┌──
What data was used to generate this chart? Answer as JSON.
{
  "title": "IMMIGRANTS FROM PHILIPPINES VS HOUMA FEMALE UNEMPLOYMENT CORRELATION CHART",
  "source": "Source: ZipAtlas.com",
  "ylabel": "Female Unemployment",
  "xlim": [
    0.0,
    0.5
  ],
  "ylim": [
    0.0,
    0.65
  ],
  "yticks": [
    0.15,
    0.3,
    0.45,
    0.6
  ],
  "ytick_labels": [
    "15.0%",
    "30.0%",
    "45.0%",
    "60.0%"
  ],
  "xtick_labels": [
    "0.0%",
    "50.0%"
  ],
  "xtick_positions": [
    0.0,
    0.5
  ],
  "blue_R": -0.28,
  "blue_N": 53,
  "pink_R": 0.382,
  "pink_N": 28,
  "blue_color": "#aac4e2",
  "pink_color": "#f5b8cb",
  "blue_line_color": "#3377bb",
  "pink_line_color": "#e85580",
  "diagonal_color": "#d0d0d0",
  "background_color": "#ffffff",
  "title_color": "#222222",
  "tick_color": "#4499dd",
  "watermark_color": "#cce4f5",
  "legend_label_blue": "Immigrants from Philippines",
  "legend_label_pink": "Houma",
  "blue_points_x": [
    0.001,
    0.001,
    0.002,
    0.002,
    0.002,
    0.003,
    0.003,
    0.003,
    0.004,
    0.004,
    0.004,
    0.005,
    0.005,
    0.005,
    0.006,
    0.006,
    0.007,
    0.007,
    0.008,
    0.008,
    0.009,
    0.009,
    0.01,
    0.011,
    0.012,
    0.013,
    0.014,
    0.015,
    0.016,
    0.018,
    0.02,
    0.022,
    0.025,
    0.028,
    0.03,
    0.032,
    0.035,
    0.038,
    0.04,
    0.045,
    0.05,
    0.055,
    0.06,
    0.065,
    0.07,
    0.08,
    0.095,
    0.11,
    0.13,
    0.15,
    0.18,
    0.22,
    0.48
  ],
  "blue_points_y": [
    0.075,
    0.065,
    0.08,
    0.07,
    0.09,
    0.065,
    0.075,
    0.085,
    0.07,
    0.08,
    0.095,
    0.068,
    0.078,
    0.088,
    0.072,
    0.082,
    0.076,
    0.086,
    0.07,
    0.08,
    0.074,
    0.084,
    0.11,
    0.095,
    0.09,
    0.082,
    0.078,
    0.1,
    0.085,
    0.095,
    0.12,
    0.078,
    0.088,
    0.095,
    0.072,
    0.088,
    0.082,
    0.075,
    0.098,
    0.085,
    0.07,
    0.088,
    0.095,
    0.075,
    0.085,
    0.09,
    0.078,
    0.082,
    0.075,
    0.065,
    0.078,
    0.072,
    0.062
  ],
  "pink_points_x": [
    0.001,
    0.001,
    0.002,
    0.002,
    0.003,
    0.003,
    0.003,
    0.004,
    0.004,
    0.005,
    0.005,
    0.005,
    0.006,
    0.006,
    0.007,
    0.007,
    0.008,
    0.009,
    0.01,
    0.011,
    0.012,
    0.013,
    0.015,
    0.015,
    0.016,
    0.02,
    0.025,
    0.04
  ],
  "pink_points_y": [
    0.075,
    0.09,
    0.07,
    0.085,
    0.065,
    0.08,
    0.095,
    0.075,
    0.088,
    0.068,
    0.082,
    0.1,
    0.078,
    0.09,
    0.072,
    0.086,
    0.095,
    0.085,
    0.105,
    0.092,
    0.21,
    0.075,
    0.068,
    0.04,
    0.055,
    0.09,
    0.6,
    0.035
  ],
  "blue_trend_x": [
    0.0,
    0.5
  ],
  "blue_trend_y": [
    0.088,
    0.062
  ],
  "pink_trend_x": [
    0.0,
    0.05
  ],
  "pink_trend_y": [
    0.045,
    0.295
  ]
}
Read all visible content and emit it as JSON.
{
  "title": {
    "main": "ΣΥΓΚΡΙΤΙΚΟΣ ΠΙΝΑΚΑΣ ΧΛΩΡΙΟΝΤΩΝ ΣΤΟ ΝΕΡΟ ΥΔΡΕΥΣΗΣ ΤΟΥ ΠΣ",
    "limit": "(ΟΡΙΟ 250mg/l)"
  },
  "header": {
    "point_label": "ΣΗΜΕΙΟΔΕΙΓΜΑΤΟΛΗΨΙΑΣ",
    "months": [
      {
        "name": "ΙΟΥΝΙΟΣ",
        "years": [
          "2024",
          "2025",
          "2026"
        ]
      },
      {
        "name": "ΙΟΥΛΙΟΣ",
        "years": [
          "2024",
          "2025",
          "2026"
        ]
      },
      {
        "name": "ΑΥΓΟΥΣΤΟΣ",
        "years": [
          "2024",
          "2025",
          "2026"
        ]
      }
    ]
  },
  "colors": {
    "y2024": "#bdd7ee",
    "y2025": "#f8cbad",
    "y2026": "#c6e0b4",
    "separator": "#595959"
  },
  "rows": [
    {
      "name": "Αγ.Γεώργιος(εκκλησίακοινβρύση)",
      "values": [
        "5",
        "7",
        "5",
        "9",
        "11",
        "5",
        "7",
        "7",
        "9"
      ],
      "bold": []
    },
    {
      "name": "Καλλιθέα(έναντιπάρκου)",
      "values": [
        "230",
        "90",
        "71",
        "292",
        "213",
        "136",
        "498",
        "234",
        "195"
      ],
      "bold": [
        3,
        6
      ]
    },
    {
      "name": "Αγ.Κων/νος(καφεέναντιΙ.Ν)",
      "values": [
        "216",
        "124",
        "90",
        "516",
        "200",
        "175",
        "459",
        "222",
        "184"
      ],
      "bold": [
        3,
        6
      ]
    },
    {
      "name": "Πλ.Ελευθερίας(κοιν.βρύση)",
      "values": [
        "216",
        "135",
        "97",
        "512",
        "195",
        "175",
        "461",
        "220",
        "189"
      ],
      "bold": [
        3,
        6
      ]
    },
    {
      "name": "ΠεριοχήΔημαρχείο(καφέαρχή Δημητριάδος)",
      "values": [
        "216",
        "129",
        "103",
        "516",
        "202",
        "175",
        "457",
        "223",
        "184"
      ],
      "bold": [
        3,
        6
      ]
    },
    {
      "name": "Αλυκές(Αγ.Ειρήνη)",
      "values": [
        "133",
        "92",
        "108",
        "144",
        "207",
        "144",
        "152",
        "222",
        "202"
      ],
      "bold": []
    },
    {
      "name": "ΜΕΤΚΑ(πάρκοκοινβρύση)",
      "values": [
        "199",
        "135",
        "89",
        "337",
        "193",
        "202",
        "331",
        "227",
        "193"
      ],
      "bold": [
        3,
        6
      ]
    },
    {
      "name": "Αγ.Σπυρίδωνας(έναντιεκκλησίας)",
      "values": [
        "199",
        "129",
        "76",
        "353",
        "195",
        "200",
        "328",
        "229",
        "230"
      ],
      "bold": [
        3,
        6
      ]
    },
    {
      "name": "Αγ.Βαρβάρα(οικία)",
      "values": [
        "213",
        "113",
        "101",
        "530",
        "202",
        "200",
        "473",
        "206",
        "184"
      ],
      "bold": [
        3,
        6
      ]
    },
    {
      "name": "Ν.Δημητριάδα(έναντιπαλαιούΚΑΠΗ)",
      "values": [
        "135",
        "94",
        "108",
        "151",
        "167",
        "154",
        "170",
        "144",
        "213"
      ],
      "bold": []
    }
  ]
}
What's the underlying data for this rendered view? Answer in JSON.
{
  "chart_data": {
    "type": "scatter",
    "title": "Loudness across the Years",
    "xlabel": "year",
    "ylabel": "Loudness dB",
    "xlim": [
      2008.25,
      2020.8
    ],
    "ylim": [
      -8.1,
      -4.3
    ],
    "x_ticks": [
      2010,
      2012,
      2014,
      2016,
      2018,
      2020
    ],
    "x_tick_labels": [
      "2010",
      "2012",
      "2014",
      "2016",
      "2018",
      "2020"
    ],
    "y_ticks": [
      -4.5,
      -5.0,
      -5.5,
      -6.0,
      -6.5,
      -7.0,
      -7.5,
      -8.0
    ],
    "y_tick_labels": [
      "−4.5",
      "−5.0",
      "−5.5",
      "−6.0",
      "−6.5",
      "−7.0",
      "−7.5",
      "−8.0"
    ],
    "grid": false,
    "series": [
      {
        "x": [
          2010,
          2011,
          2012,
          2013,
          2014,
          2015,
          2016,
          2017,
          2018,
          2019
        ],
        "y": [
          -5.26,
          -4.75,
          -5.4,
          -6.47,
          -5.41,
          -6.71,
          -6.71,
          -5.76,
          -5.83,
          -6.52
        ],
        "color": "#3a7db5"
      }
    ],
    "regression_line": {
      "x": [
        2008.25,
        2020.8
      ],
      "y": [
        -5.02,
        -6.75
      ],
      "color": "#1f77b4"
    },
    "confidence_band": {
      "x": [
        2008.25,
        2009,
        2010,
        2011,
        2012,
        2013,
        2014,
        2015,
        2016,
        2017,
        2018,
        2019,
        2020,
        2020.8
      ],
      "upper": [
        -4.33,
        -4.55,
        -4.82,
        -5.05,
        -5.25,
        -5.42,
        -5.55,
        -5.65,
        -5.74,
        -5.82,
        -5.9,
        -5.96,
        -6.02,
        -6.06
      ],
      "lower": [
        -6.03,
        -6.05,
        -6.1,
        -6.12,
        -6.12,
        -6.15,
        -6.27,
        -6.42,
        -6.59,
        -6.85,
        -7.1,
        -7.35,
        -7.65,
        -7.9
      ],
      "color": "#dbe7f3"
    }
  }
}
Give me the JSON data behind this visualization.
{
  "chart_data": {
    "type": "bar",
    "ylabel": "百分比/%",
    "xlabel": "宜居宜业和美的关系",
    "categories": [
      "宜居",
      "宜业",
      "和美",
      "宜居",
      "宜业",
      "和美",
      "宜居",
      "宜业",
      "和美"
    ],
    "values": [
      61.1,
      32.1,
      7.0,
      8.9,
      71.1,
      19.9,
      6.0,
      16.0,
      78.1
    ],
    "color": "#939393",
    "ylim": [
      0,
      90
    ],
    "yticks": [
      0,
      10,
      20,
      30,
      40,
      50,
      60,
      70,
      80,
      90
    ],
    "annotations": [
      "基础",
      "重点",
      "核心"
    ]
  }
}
└──
■ Work to do
Output the line holding "Give me the", then every later line through the end of the records above, exactly as given and nothing else.

■ Right answer
Give me the JSON data behind this visualization.
{
  "chart_data": {
    "type": "bar",
    "ylabel": "百分比/%",
    "xlabel": "宜居宜业和美的关系",
    "categories": [
      "宜居",
      "宜业",
      "和美",
      "宜居",
      "宜业",
      "和美",
      "宜居",
      "宜业",
      "和美"
    ],
    "values": [
      61.1,
      32.1,
      7.0,
      8.9,
      71.1,
      19.9,
      6.0,
      16.0,
      78.1
    ],
    "color": "#939393",
    "ylim": [
      0,
      90
    ],
    "yticks": [
      0,
      10,
      20,
      30,
      40,
      50,
      60,
      70,
      80,
      90
    ],
    "annotations": [
      "基础",
      "重点",
      "核心"
    ]
  }
}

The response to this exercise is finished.